**What to produce:** Reproduce the following material exactly, including every line.

[Stored dataset items]
((
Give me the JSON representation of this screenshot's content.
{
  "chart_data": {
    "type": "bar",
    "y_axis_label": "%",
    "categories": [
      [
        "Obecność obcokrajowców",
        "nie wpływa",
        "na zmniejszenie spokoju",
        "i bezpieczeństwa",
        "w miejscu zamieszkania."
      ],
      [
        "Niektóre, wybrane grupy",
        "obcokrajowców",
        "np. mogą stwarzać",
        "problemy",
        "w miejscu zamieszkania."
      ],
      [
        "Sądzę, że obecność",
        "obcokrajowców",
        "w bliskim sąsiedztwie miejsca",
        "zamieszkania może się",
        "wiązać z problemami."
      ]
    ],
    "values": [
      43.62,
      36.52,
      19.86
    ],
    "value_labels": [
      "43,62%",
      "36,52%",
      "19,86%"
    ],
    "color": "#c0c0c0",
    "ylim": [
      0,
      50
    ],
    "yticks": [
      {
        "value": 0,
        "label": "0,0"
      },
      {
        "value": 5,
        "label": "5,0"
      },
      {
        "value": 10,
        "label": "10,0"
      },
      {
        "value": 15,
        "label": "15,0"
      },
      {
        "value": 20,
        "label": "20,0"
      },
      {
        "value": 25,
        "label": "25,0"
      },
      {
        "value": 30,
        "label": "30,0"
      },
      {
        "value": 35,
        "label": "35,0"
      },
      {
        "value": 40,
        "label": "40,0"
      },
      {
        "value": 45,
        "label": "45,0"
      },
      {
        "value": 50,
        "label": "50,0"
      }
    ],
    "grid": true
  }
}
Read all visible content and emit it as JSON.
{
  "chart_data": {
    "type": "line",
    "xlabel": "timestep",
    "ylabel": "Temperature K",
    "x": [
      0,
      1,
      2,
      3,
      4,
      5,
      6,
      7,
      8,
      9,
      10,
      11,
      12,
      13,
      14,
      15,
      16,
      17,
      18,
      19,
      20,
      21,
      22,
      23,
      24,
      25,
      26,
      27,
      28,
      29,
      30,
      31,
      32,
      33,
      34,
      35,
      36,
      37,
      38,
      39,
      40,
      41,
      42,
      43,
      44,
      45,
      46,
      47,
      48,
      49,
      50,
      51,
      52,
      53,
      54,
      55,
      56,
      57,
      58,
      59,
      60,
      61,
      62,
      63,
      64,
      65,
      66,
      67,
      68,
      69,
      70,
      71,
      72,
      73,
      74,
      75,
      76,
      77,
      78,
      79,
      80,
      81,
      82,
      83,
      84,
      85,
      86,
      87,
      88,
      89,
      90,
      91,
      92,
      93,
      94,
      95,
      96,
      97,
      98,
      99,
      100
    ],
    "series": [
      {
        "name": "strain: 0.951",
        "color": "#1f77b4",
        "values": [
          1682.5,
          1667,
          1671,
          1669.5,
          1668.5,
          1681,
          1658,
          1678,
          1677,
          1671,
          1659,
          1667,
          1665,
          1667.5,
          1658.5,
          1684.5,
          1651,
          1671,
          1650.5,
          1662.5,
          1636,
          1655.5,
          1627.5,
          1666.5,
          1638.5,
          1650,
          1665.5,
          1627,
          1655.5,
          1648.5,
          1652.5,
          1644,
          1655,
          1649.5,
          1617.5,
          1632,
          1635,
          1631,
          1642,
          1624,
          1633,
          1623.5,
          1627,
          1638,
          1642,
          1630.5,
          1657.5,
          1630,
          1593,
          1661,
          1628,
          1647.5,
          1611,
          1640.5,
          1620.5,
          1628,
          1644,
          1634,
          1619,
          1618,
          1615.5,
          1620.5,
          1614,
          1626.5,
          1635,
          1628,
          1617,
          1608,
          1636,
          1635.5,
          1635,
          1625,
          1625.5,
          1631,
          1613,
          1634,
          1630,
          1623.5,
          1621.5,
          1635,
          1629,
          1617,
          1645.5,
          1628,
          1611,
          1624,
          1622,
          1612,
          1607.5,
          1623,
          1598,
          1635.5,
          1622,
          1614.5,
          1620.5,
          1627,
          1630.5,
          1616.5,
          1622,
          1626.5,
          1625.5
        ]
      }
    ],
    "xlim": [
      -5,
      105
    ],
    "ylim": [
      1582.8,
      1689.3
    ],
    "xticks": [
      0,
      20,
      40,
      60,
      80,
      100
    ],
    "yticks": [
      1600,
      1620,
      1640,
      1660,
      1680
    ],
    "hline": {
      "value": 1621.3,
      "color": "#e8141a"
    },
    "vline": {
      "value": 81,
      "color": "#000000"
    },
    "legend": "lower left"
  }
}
))
**Completed task:**
Give me the JSON representation of this screenshot's content.
{
  "chart_data": {
    "type": "bar",
    "y_axis_label": "%",
    "categories": [
      [
        "Obecność obcokrajowców",
        "nie wpływa",
        "na zmniejszenie spokoju",
        "i bezpieczeństwa",
        "w miejscu zamieszkania."
      ],
      [
        "Niektóre, wybrane grupy",
        "obcokrajowców",
        "np. mogą stwarzać",
        "problemy",
        "w miejscu zamieszkania."
      ],
      [
        "Sądzę, że obecność",
        "obcokrajowców",
        "w bliskim sąsiedztwie miejsca",
        "zamieszkania może się",
        "wiązać z problemami."
      ]
    ],
    "values": [
      43.62,
      36.52,
      19.86
    ],
    "value_labels": [
      "43,62%",
      "36,52%",
      "19,86%"
    ],
    "color": "#c0c0c0",
    "ylim": [
      0,
      50
    ],
    "yticks": [
      {
        "value": 0,
        "label": "0,0"
      },
      {
        "value": 5,
        "label": "5,0"
      },
      {
        "value": 10,
        "label": "10,0"
      },
      {
        "value": 15,
        "label": "15,0"
      },
      {
        "value": 20,
        "label": "20,0"
      },
      {
        "value": 25,
        "label": "25,0"
      },
      {
        "value": 30,
        "label": "30,0"
      },
      {
        "value": 35,
        "label": "35,0"
      },
      {
        "value": 40,
        "label": "40,0"
      },
      {
        "value": 45,
        "label": "45,0"
      },
      {
        "value": 50,
        "label": "50,0"
      }
    ],
    "grid": true
  }
}
Read all visible content and emit it as JSON.
{
  "chart_data": {
    "type": "line",
    "xlabel": "timestep",
    "ylabel": "Temperature K",
    "x": [
      0,
      1,
      2,
      3,
      4,
      5,
      6,
      7,
      8,
      9,
      10,
      11,
      12,
      13,
      14,
      15,
      16,
      17,
      18,
      19,
      20,
      21,
      22,
      23,
      24,
      25,
      26,
      27,
      28,
      29,
      30,
      31,
      32,
      33,
      34,
      35,
      36,
      37,
      38,
      39,
      40,
      41,
      42,
      43,
      44,
      45,
      46,
      47,
      48,
      49,
      50,
      51,
      52,
      53,
      54,
      55,
      56,
      57,
      58,
      59,
      60,
      61,
      62,
      63,
      64,
      65,
      66,
      67,
      68,
      69,
      70,
      71,
      72,
      73,
      74,
      75,
      76,
      77,
      78,
      79,
      80,
      81,
      82,
      83,
      84,
      85,
      86,
      87,
      88,
      89,
      90,
      91,
      92,
      93,
      94,
      95,
      96,
      97,
      98,
      99,
      100
    ],
    "series": [
      {
        "name": "strain: 0.951",
        "color": "#1f77b4",
        "values": [
          1682.5,
          1667,
          1671,
          1669.5,
          1668.5,
          1681,
          1658,
          1678,
          1677,
          1671,
          1659,
          1667,
          1665,
          1667.5,
          1658.5,
          1684.5,
          1651,
          1671,
          1650.5,
          1662.5,
          1636,
          1655.5,
          1627.5,
          1666.5,
          1638.5,
          1650,
          1665.5,
          1627,
          1655.5,
          1648.5,
          1652.5,
          1644,
          1655,
          1649.5,
          1617.5,
          1632,
          1635,
          1631,
          1642,
          1624,
          1633,
          1623.5,
          1627,
          1638,
          1642,
          1630.5,
          1657.5,
          1630,
          1593,
          1661,
          1628,
          1647.5,
          1611,
          1640.5,
          1620.5,
          1628,
          1644,
          1634,
          1619,
          1618,
          1615.5,
          1620.5,
          1614,
          1626.5,
          1635,
          1628,
          1617,
          1608,
          1636,
          1635.5,
          1635,
          1625,
          1625.5,
          1631,
          1613,
          1634,
          1630,
          1623.5,
          1621.5,
          1635,
          1629,
          1617,
          1645.5,
          1628,
          1611,
          1624,
          1622,
          1612,
          1607.5,
          1623,
          1598,
          1635.5,
          1622,
          1614.5,
          1620.5,
          1627,
          1630.5,
          1616.5,
          1622,
          1626.5,
          1625.5
        ]
      }
    ],
    "xlim": [
      -5,
      105
    ],
    "ylim": [
      1582.8,
      1689.3
    ],
    "xticks": [
      0,
      20,
      40,
      60,
      80,
      100
    ],
    "yticks": [
      1600,
      1620,
      1640,
      1660,
      1680
    ],
    "hline": {
      "value": 1621.3,
      "color": "#e8141a"
    },
    "vline": {
      "value": 81,
      "color": "#000000"
    },
    "legend": "lower left"
  }
}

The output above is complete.